Begin MATERIAL FOR THIS EXERCISE

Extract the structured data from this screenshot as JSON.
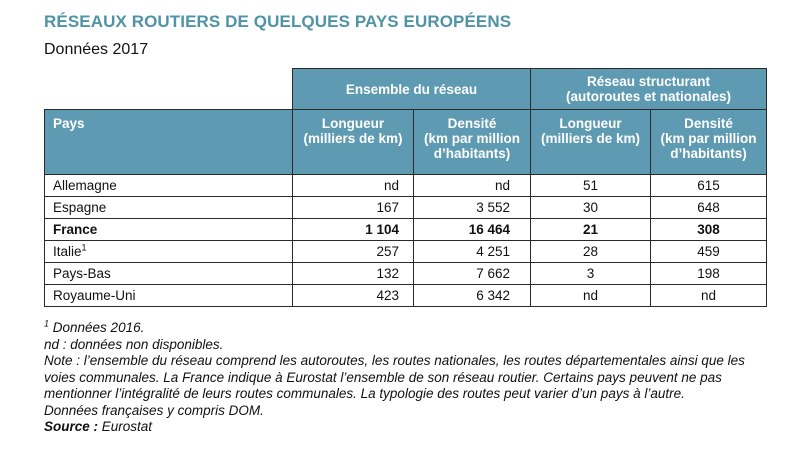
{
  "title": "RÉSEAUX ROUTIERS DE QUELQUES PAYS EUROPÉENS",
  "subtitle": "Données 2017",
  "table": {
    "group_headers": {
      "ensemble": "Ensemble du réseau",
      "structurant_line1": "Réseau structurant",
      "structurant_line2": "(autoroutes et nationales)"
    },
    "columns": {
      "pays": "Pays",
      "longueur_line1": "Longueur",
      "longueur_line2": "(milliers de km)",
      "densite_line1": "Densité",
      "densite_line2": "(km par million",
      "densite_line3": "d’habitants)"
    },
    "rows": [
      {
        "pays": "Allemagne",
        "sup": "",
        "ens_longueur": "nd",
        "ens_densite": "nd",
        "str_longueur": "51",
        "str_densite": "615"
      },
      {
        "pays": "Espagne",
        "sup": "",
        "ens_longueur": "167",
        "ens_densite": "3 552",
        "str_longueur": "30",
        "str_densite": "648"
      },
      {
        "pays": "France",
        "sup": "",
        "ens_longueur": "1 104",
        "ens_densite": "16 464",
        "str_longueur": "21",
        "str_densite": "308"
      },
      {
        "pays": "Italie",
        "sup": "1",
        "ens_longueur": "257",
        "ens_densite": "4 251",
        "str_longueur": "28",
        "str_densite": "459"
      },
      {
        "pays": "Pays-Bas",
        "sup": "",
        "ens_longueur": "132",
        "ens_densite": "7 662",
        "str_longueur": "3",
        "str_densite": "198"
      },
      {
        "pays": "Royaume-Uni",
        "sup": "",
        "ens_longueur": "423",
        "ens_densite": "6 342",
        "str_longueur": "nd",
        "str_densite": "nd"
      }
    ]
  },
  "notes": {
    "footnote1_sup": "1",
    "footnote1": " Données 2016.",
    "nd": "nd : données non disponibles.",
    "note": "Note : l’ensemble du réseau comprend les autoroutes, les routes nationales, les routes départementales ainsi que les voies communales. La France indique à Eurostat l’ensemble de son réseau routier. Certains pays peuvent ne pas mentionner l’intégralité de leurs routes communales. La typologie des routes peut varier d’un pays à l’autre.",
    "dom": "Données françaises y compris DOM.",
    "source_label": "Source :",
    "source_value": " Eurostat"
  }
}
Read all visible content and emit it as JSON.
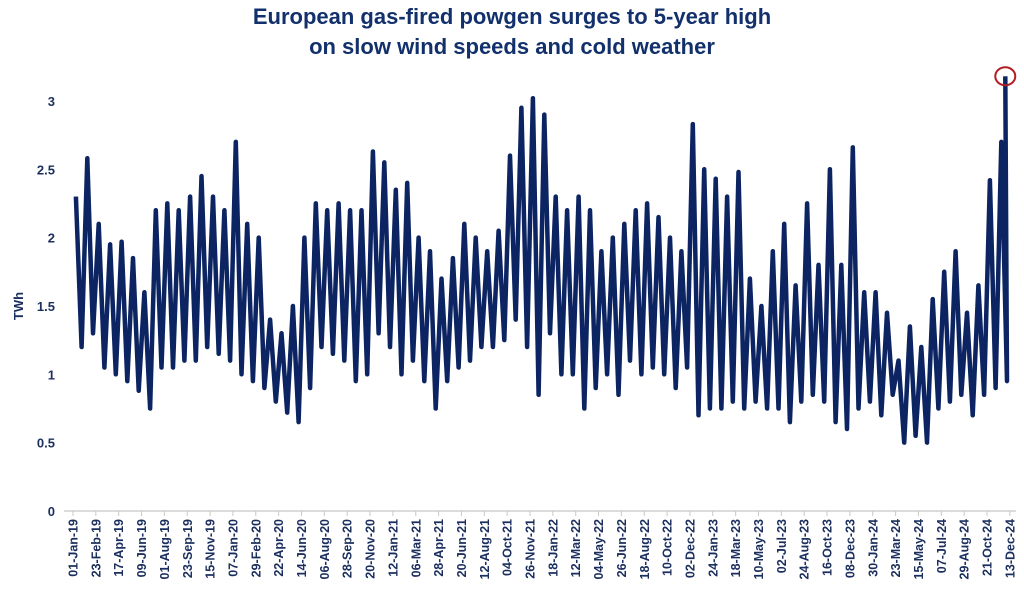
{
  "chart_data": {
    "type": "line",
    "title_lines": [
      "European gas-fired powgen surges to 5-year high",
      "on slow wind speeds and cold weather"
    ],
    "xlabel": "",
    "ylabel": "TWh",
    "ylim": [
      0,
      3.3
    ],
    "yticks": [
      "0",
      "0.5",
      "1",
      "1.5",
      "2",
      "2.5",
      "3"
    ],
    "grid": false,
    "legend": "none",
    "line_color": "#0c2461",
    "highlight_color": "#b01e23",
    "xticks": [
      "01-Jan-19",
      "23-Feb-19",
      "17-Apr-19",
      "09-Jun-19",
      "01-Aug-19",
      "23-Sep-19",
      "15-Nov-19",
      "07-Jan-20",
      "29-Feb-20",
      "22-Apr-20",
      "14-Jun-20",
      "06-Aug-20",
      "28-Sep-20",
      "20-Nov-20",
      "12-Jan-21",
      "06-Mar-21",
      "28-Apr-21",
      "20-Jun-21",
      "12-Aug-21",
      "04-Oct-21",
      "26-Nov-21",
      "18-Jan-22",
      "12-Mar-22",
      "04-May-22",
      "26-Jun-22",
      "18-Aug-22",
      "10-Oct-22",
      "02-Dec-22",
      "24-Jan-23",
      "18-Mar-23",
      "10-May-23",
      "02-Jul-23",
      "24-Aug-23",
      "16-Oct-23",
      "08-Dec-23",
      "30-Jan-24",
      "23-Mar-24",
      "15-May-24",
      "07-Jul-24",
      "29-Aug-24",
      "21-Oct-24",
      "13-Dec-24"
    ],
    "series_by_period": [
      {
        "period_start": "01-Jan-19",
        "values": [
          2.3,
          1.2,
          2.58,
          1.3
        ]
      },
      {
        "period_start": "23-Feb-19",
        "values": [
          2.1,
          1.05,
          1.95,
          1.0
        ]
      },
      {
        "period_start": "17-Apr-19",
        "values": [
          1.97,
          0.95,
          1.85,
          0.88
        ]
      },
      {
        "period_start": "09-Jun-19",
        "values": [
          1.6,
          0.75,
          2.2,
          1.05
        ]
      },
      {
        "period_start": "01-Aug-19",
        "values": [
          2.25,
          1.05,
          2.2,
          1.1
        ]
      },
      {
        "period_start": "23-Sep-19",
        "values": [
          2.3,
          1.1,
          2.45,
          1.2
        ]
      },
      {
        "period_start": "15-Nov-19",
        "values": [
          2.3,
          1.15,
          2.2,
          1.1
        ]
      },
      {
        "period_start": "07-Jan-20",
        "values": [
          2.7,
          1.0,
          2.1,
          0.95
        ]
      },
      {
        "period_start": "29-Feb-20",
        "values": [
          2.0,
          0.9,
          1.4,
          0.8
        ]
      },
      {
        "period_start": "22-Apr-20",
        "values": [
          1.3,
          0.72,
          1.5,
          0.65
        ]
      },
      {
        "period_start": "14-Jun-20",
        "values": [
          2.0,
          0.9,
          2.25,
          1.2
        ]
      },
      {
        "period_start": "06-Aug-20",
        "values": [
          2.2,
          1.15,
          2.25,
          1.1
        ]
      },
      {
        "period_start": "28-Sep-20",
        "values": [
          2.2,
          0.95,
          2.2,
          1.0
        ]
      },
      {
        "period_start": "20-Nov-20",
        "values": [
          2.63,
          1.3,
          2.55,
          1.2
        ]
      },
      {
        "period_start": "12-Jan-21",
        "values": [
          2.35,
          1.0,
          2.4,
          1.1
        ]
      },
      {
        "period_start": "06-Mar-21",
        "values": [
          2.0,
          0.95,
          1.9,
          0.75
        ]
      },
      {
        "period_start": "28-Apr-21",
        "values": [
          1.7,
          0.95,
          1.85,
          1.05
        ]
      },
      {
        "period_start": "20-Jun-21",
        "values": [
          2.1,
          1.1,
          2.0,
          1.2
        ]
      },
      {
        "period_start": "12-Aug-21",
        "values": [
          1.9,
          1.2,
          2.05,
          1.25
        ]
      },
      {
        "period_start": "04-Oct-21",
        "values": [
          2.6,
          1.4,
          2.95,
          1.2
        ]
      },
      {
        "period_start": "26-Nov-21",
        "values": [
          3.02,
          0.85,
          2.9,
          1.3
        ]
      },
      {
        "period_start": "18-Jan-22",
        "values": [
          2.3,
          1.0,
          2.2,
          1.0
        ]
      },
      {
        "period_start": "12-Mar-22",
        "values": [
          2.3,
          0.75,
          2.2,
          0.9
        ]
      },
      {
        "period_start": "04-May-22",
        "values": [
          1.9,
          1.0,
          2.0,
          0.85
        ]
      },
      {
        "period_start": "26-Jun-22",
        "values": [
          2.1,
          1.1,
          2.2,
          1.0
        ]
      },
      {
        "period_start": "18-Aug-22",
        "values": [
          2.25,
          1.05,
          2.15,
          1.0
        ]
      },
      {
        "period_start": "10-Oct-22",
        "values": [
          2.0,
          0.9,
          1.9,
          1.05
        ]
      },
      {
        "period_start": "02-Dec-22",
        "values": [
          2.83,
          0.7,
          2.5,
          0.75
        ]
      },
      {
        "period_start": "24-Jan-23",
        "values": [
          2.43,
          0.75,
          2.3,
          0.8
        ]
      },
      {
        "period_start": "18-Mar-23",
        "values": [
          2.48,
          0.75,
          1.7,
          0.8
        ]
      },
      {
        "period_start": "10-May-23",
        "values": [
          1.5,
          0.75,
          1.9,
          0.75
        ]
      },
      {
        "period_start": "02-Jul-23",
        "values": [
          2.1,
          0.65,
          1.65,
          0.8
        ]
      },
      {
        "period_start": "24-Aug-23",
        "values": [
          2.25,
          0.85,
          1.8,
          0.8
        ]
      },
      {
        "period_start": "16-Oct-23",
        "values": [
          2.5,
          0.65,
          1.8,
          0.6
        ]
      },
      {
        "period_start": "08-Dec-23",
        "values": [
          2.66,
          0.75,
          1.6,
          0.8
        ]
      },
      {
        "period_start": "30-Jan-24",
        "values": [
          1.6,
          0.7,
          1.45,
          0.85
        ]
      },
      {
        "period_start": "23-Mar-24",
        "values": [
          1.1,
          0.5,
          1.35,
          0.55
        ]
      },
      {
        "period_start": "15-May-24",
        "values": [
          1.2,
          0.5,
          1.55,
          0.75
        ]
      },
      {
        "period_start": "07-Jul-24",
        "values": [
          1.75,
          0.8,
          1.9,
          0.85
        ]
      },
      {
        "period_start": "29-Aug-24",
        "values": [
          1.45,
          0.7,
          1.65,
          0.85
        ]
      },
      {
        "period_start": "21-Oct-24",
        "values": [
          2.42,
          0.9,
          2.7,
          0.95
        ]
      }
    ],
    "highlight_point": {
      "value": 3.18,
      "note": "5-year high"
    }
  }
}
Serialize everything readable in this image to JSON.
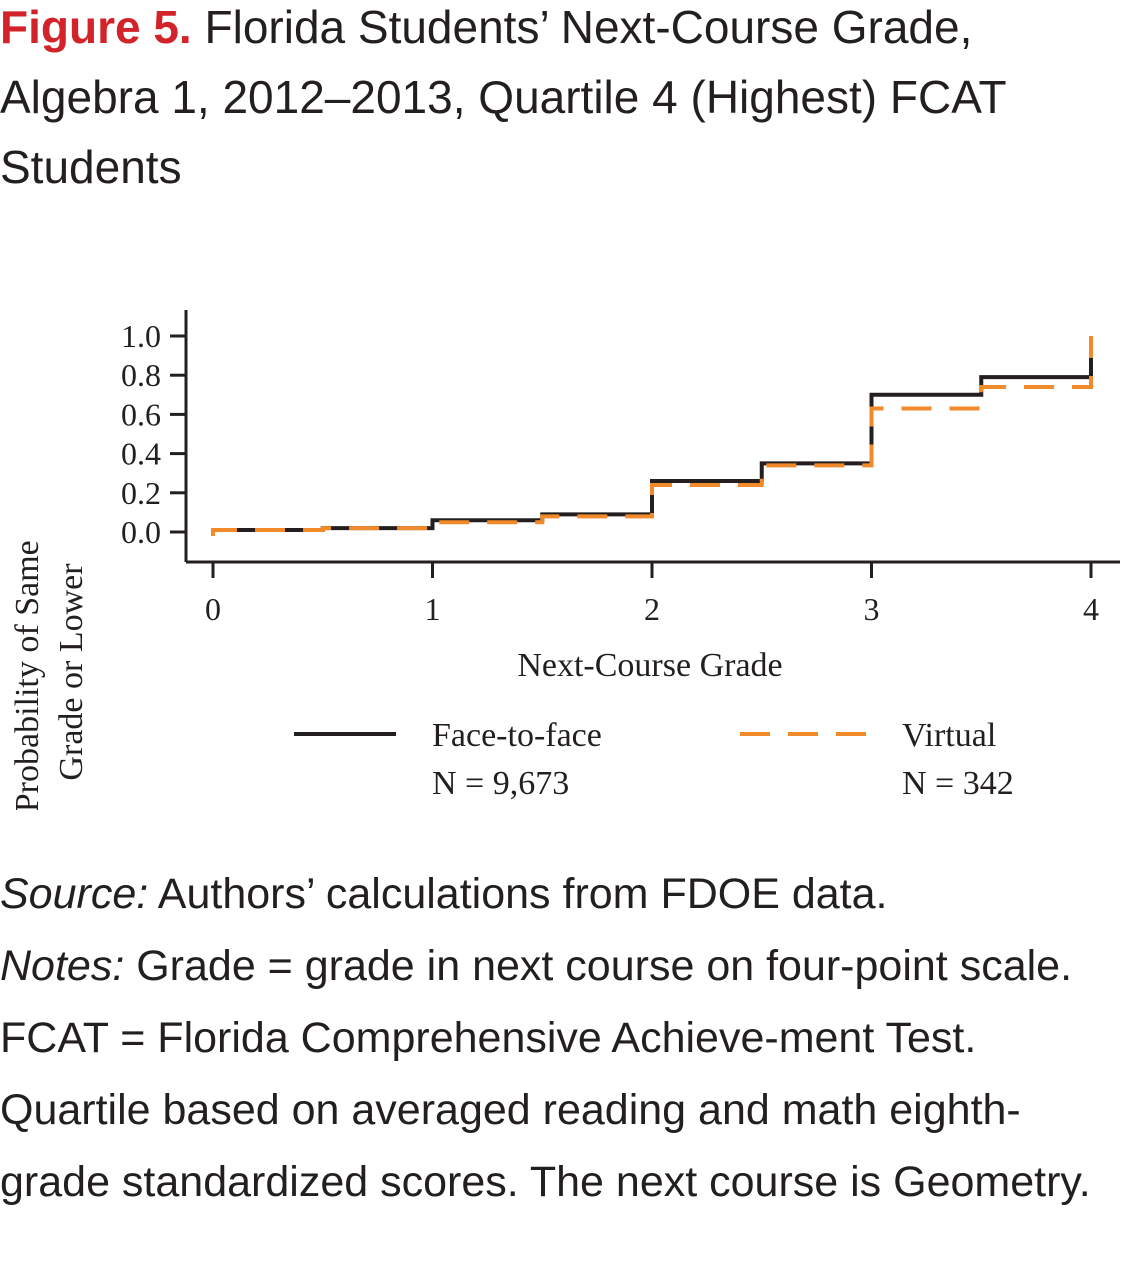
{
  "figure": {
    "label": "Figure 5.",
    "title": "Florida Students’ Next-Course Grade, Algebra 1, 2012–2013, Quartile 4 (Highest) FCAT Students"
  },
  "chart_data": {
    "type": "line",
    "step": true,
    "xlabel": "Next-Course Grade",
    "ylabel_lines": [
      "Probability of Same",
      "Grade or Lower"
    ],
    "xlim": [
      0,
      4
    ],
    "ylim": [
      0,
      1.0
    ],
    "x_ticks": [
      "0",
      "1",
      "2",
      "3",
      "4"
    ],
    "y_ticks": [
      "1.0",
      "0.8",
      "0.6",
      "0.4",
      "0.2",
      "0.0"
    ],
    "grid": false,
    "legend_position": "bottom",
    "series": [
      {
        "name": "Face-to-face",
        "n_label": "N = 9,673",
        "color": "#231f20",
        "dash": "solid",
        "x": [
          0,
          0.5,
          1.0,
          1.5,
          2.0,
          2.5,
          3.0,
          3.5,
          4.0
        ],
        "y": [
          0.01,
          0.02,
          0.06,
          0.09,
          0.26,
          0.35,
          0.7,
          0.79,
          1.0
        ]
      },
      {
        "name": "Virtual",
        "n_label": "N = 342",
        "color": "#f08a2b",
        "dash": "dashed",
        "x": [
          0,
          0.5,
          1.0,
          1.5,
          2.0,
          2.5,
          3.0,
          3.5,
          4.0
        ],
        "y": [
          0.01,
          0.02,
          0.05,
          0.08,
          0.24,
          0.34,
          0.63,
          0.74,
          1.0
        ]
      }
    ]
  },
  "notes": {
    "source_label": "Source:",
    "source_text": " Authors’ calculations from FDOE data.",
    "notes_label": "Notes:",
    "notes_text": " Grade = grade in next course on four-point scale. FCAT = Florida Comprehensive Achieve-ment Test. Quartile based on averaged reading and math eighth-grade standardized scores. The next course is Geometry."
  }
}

End MATERIAL FOR THIS EXERCISE

__WRITTEN PROBLEM__
Tally the lines in the listing that hold "Grade" and report the number alone.

__COMPLETE ANSWER__
4